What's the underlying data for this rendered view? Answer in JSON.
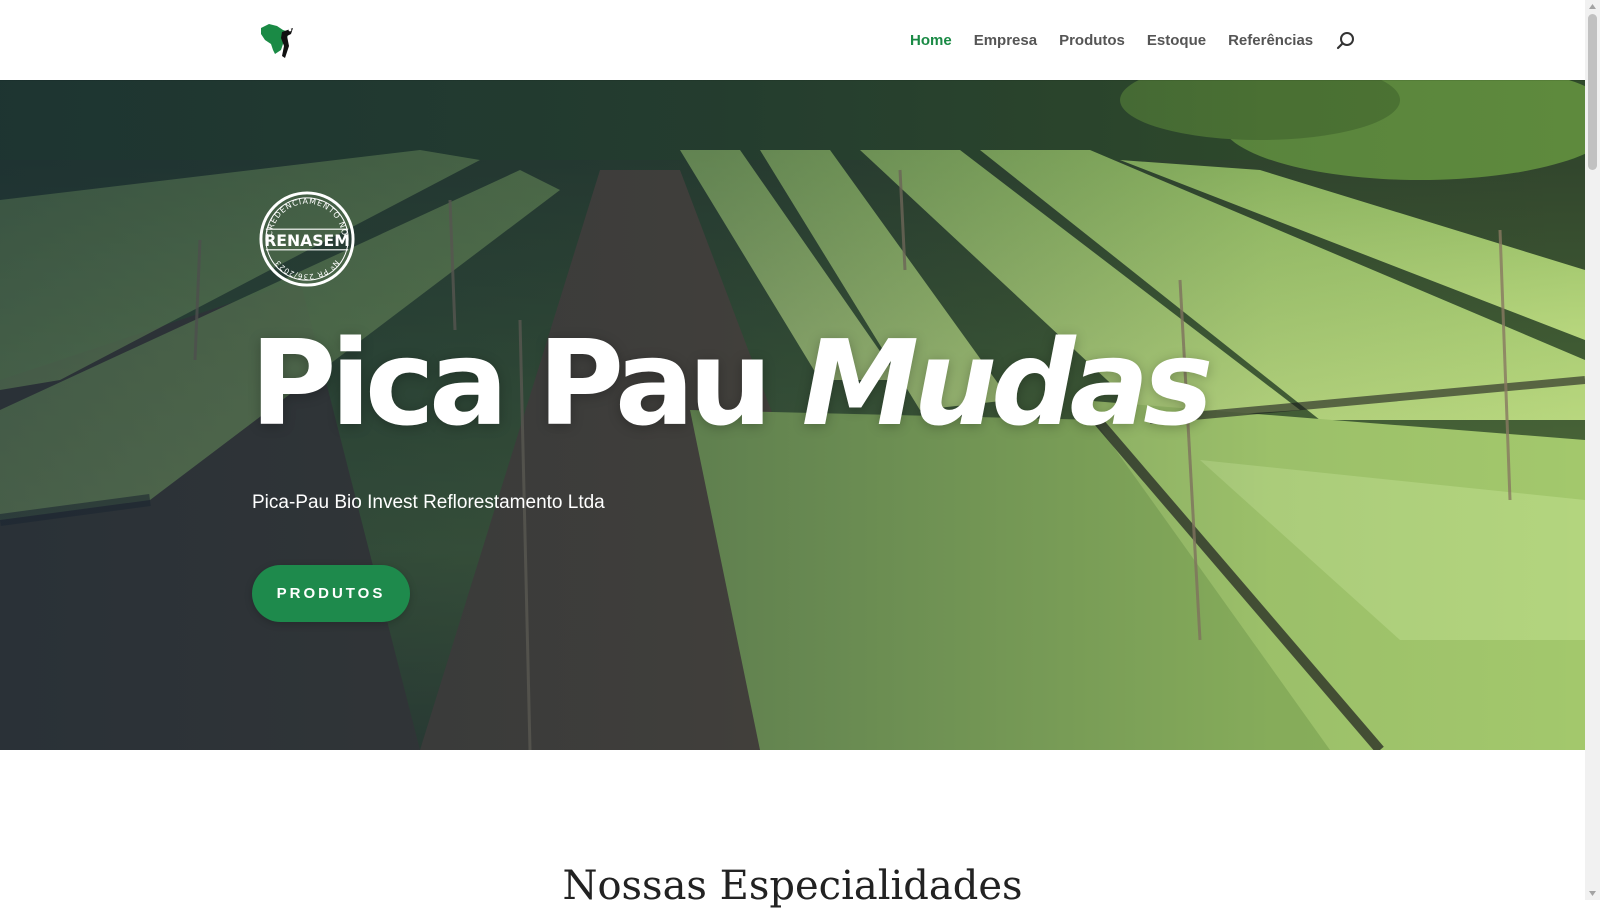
{
  "header": {
    "logo": {
      "icon": "brazil-map-woodpecker-icon",
      "color": "#1a8a45"
    },
    "nav": [
      {
        "label": "Home",
        "active": true
      },
      {
        "label": "Empresa",
        "active": false
      },
      {
        "label": "Produtos",
        "active": false
      },
      {
        "label": "Estoque",
        "active": false
      },
      {
        "label": "Referências",
        "active": false
      }
    ],
    "search_icon": "search-icon",
    "active_color": "#1a8a45"
  },
  "hero": {
    "stamp": {
      "top_text": "CREDENCIAMENTO NO",
      "main_text": "RENASEM",
      "bottom_text": "Nº PR 236/2023"
    },
    "title_part1": "Pica Pau",
    "title_part2": "Mudas",
    "subtitle": "Pica-Pau Bio Invest Reflorestamento Ltda",
    "cta_label": "PRODUTOS",
    "cta_color": "#1e8a4c"
  },
  "section": {
    "title": "Nossas Especialidades"
  }
}
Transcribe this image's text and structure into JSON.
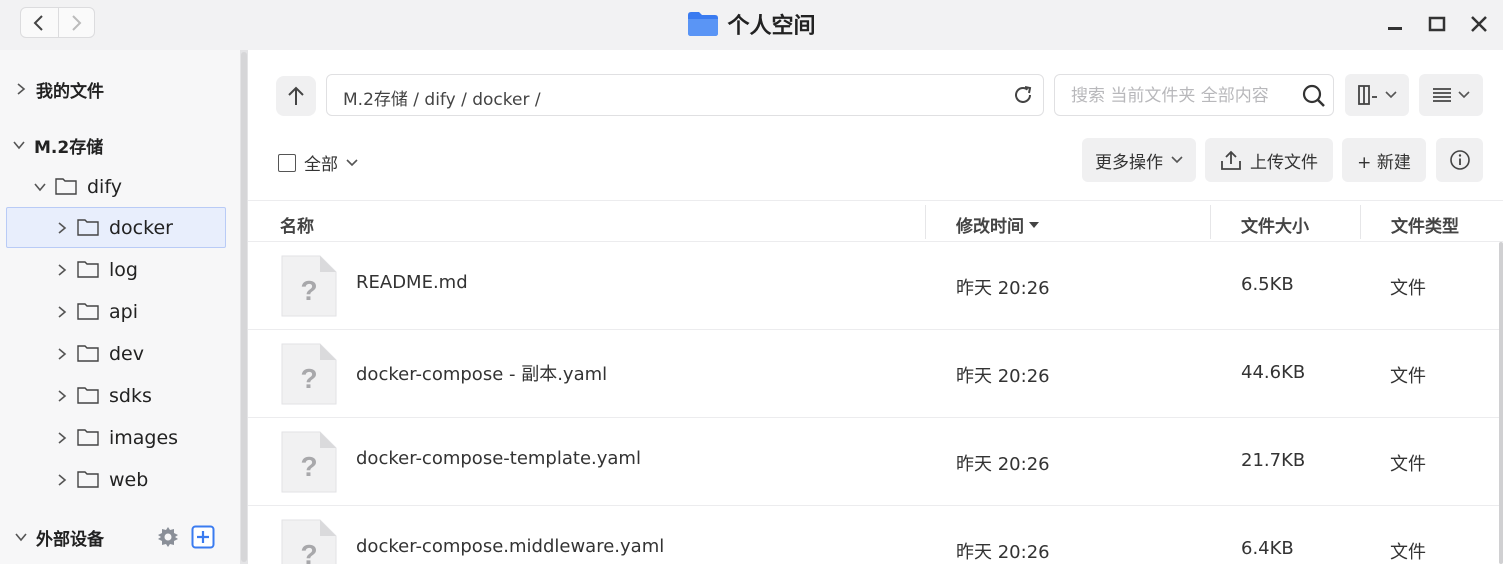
{
  "window": {
    "title": "个人空间"
  },
  "sidebar": {
    "my_files": "我的文件",
    "storage": "M.2存储",
    "tree": [
      {
        "label": "dify",
        "level": 1,
        "expanded": true
      },
      {
        "label": "docker",
        "level": 2,
        "selected": true
      },
      {
        "label": "log",
        "level": 2
      },
      {
        "label": "api",
        "level": 2
      },
      {
        "label": "dev",
        "level": 2
      },
      {
        "label": "sdks",
        "level": 2
      },
      {
        "label": "images",
        "level": 2
      },
      {
        "label": "web",
        "level": 2
      }
    ],
    "external": "外部设备"
  },
  "toolbar": {
    "path": "M.2存储 / dify / docker /",
    "search_placeholder": "搜索 当前文件夹 全部内容",
    "select_all": "全部",
    "more_actions": "更多操作",
    "upload": "上传文件",
    "new": "+ 新建"
  },
  "table": {
    "columns": {
      "name": "名称",
      "modified": "修改时间",
      "size": "文件大小",
      "type": "文件类型"
    },
    "rows": [
      {
        "name": "README.md",
        "modified": "昨天 20:26",
        "size": "6.5KB",
        "type": "文件"
      },
      {
        "name": "docker-compose - 副本.yaml",
        "modified": "昨天 20:26",
        "size": "44.6KB",
        "type": "文件"
      },
      {
        "name": "docker-compose-template.yaml",
        "modified": "昨天 20:26",
        "size": "21.7KB",
        "type": "文件"
      },
      {
        "name": "docker-compose.middleware.yaml",
        "modified": "昨天 20:26",
        "size": "6.4KB",
        "type": "文件"
      }
    ]
  },
  "colors": {
    "accent": "#3a7bf0",
    "selected_bg": "#e8eefc"
  }
}
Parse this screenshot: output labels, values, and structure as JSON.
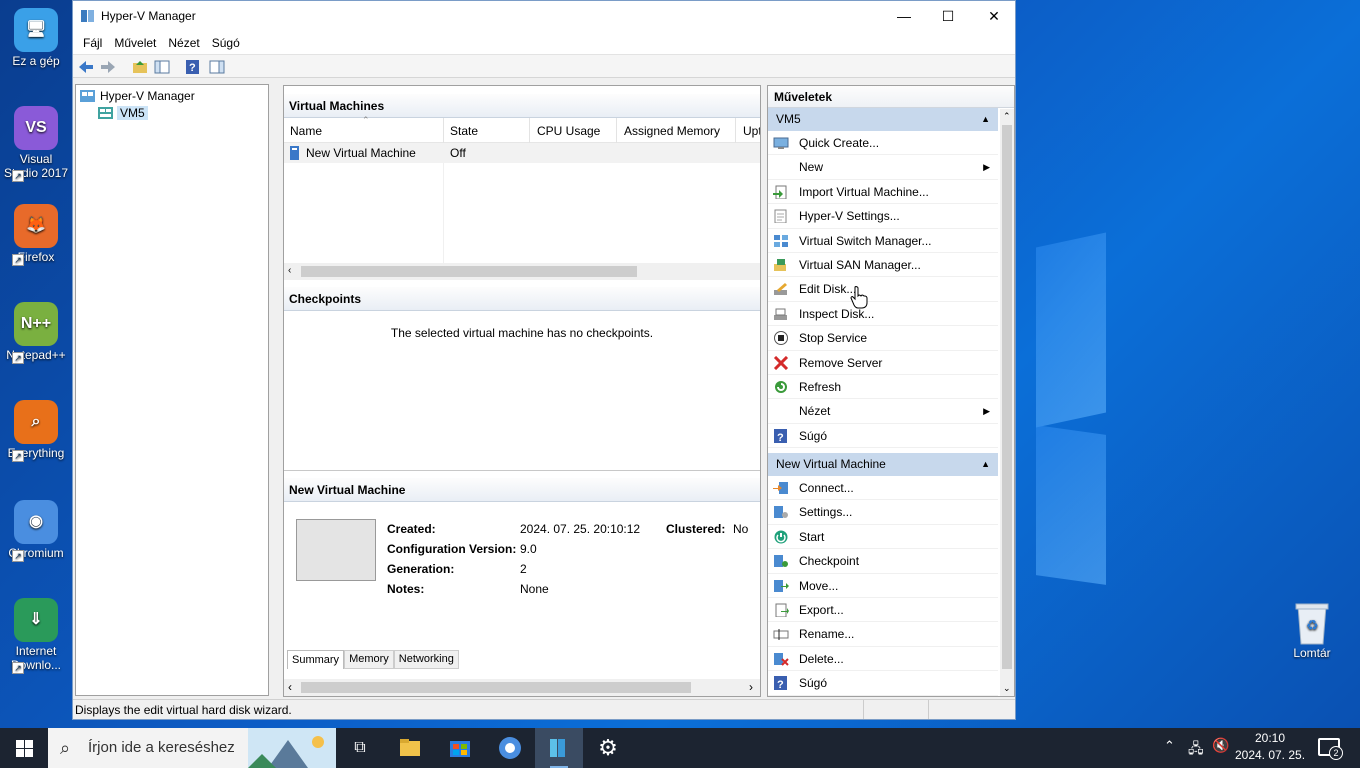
{
  "desktop": {
    "icons": [
      {
        "label": "Ez a gép",
        "glyph": "🖥"
      },
      {
        "label": "Visual Studio 2017",
        "glyph": "VS"
      },
      {
        "label": "Firefox",
        "glyph": "🦊"
      },
      {
        "label": "Notepad++",
        "glyph": "N++"
      },
      {
        "label": "Everything",
        "glyph": "⌕"
      },
      {
        "label": "Chromium",
        "glyph": "◉"
      },
      {
        "label": "Internet Downlo...",
        "glyph": "⇓"
      }
    ],
    "recycle_bin": "Lomtár"
  },
  "window": {
    "title": "Hyper-V Manager",
    "minimize": "—",
    "maximize": "☐",
    "close": "✕"
  },
  "menu": [
    "Fájl",
    "Művelet",
    "Nézet",
    "Súgó"
  ],
  "tree": {
    "root": "Hyper-V Manager",
    "child": "VM5"
  },
  "vms": {
    "header": "Virtual Machines",
    "columns": [
      "Name",
      "State",
      "CPU Usage",
      "Assigned Memory",
      "Upt"
    ],
    "rows": [
      {
        "name": "New Virtual Machine",
        "state": "Off"
      }
    ]
  },
  "checkpoints": {
    "header": "Checkpoints",
    "empty": "The selected virtual machine has no checkpoints."
  },
  "details": {
    "header": "New Virtual Machine",
    "created_label": "Created:",
    "created": "2024. 07. 25. 20:10:12",
    "clustered_label": "Clustered:",
    "clustered": "No",
    "config_label": "Configuration Version:",
    "config": "9.0",
    "gen_label": "Generation:",
    "gen": "2",
    "notes_label": "Notes:",
    "notes": "None",
    "tabs": [
      "Summary",
      "Memory",
      "Networking"
    ]
  },
  "actions": {
    "header": "Műveletek",
    "section1": "VM5",
    "items1": [
      {
        "label": "Quick Create...",
        "icon": "monitor-icon"
      },
      {
        "label": "New",
        "icon": "none",
        "submenu": true
      },
      {
        "label": "Import Virtual Machine...",
        "icon": "import-icon"
      },
      {
        "label": "Hyper-V Settings...",
        "icon": "settings-page-icon"
      },
      {
        "label": "Virtual Switch Manager...",
        "icon": "switch-icon"
      },
      {
        "label": "Virtual SAN Manager...",
        "icon": "san-icon"
      },
      {
        "label": "Edit Disk...",
        "icon": "edit-disk-icon"
      },
      {
        "label": "Inspect Disk...",
        "icon": "inspect-disk-icon"
      },
      {
        "label": "Stop Service",
        "icon": "stop-icon"
      },
      {
        "label": "Remove Server",
        "icon": "remove-icon"
      },
      {
        "label": "Refresh",
        "icon": "refresh-icon"
      },
      {
        "label": "Nézet",
        "icon": "none",
        "submenu": true
      },
      {
        "label": "Súgó",
        "icon": "help-icon"
      }
    ],
    "section2": "New Virtual Machine",
    "items2": [
      {
        "label": "Connect...",
        "icon": "connect-icon"
      },
      {
        "label": "Settings...",
        "icon": "vm-settings-icon"
      },
      {
        "label": "Start",
        "icon": "power-icon"
      },
      {
        "label": "Checkpoint",
        "icon": "checkpoint-icon"
      },
      {
        "label": "Move...",
        "icon": "move-icon"
      },
      {
        "label": "Export...",
        "icon": "export-icon"
      },
      {
        "label": "Rename...",
        "icon": "rename-icon"
      },
      {
        "label": "Delete...",
        "icon": "delete-icon"
      },
      {
        "label": "Súgó",
        "icon": "help-icon"
      }
    ]
  },
  "status": "Displays the edit virtual hard disk wizard.",
  "taskbar": {
    "search_placeholder": "Írjon ide a kereséshez",
    "time": "20:10",
    "date": "2024. 07. 25.",
    "notif_count": "2"
  }
}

*Task brief*. Every record above should be written out again exactly; the pictures stay out of the copy.

*Solution below*.
What's the underlying data for this rendered view? Answer in JSON.
{
  "header": {
    "logo": {
      "icon": "brazil-map-woodpecker-icon",
      "color": "#1a8a45"
    },
    "nav": [
      {
        "label": "Home",
        "active": true
      },
      {
        "label": "Empresa",
        "active": false
      },
      {
        "label": "Produtos",
        "active": false
      },
      {
        "label": "Estoque",
        "active": false
      },
      {
        "label": "Referências",
        "active": false
      }
    ],
    "search_icon": "search-icon",
    "active_color": "#1a8a45"
  },
  "hero": {
    "stamp": {
      "top_text": "CREDENCIAMENTO NO",
      "main_text": "RENASEM",
      "bottom_text": "Nº PR 236/2023"
    },
    "title_part1": "Pica Pau",
    "title_part2": "Mudas",
    "subtitle": "Pica-Pau Bio Invest Reflorestamento Ltda",
    "cta_label": "PRODUTOS",
    "cta_color": "#1e8a4c"
  },
  "section": {
    "title": "Nossas Especialidades"
  }
}
Transcribe this image's text and structure into JSON.
{
  "window": {
    "title": "个人空间"
  },
  "sidebar": {
    "my_files": "我的文件",
    "storage": "M.2存储",
    "tree": [
      {
        "label": "dify",
        "level": 1,
        "expanded": true
      },
      {
        "label": "docker",
        "level": 2,
        "selected": true
      },
      {
        "label": "log",
        "level": 2
      },
      {
        "label": "api",
        "level": 2
      },
      {
        "label": "dev",
        "level": 2
      },
      {
        "label": "sdks",
        "level": 2
      },
      {
        "label": "images",
        "level": 2
      },
      {
        "label": "web",
        "level": 2
      }
    ],
    "external": "外部设备"
  },
  "toolbar": {
    "path": "M.2存储 / dify / docker /",
    "search_placeholder": "搜索 当前文件夹 全部内容",
    "select_all": "全部",
    "more_actions": "更多操作",
    "upload": "上传文件",
    "new": "+ 新建"
  },
  "table": {
    "columns": {
      "name": "名称",
      "modified": "修改时间",
      "size": "文件大小",
      "type": "文件类型"
    },
    "rows": [
      {
        "name": "README.md",
        "modified": "昨天 20:26",
        "size": "6.5KB",
        "type": "文件"
      },
      {
        "name": "docker-compose - 副本.yaml",
        "modified": "昨天 20:26",
        "size": "44.6KB",
        "type": "文件"
      },
      {
        "name": "docker-compose-template.yaml",
        "modified": "昨天 20:26",
        "size": "21.7KB",
        "type": "文件"
      },
      {
        "name": "docker-compose.middleware.yaml",
        "modified": "昨天 20:26",
        "size": "6.4KB",
        "type": "文件"
      }
    ]
  },
  "colors": {
    "accent": "#3a7bf0",
    "selected_bg": "#e8eefc"
  }
}
Parse this screenshot: output labels, values, and structure as JSON.
{
  "desktop": {
    "icons": [
      {
        "label": "Ez a gép",
        "glyph": "🖥"
      },
      {
        "label": "Visual Studio 2017",
        "glyph": "VS"
      },
      {
        "label": "Firefox",
        "glyph": "🦊"
      },
      {
        "label": "Notepad++",
        "glyph": "N++"
      },
      {
        "label": "Everything",
        "glyph": "⌕"
      },
      {
        "label": "Chromium",
        "glyph": "◉"
      },
      {
        "label": "Internet Downlo...",
        "glyph": "⇓"
      }
    ],
    "recycle_bin": "Lomtár"
  },
  "window": {
    "title": "Hyper-V Manager",
    "minimize": "—",
    "maximize": "☐",
    "close": "✕"
  },
  "menu": [
    "Fájl",
    "Művelet",
    "Nézet",
    "Súgó"
  ],
  "tree": {
    "root": "Hyper-V Manager",
    "child": "VM5"
  },
  "vms": {
    "header": "Virtual Machines",
    "columns": [
      "Name",
      "State",
      "CPU Usage",
      "Assigned Memory",
      "Upt"
    ],
    "rows": [
      {
        "name": "New Virtual Machine",
        "state": "Off"
      }
    ]
  },
  "checkpoints": {
    "header": "Checkpoints",
    "empty": "The selected virtual machine has no checkpoints."
  },
  "details": {
    "header": "New Virtual Machine",
    "created_label": "Created:",
    "created": "2024. 07. 25. 20:10:12",
    "clustered_label": "Clustered:",
    "clustered": "No",
    "config_label": "Configuration Version:",
    "config": "9.0",
    "gen_label": "Generation:",
    "gen": "2",
    "notes_label": "Notes:",
    "notes": "None",
    "tabs": [
      "Summary",
      "Memory",
      "Networking"
    ]
  },
  "actions": {
    "header": "Műveletek",
    "section1": "VM5",
    "items1": [
      {
        "label": "Quick Create...",
        "icon": "monitor-icon"
      },
      {
        "label": "New",
        "icon": "none",
        "submenu": true
      },
      {
        "label": "Import Virtual Machine...",
        "icon": "import-icon"
      },
      {
        "label": "Hyper-V Settings...",
        "icon": "settings-page-icon"
      },
      {
        "label": "Virtual Switch Manager...",
        "icon": "switch-icon"
      },
      {
        "label": "Virtual SAN Manager...",
        "icon": "san-icon"
      },
      {
        "label": "Edit Disk...",
        "icon": "edit-disk-icon"
      },
      {
        "label": "Inspect Disk...",
        "icon": "inspect-disk-icon"
      },
      {
        "label": "Stop Service",
        "icon": "stop-icon"
      },
      {
        "label": "Remove Server",
        "icon": "remove-icon"
      },
      {
        "label": "Refresh",
        "icon": "refresh-icon"
      },
      {
        "label": "Nézet",
        "icon": "none",
        "submenu": true
      },
      {
        "label": "Súgó",
        "icon": "help-icon"
      }
    ],
    "section2": "New Virtual Machine",
    "items2": [
      {
        "label": "Connect...",
        "icon": "connect-icon"
      },
      {
        "label": "Settings...",
        "icon": "vm-settings-icon"
      },
      {
        "label": "Start",
        "icon": "power-icon"
      },
      {
        "label": "Checkpoint",
        "icon": "checkpoint-icon"
      },
      {
        "label": "Move...",
        "icon": "move-icon"
      },
      {
        "label": "Export...",
        "icon": "export-icon"
      },
      {
        "label": "Rename...",
        "icon": "rename-icon"
      },
      {
        "label": "Delete...",
        "icon": "delete-icon"
      },
      {
        "label": "Súgó",
        "icon": "help-icon"
      }
    ]
  },
  "status": "Displays the edit virtual hard disk wizard.",
  "taskbar": {
    "search_placeholder": "Írjon ide a kereséshez",
    "time": "20:10",
    "date": "2024. 07. 25.",
    "notif_count": "2"
  }
}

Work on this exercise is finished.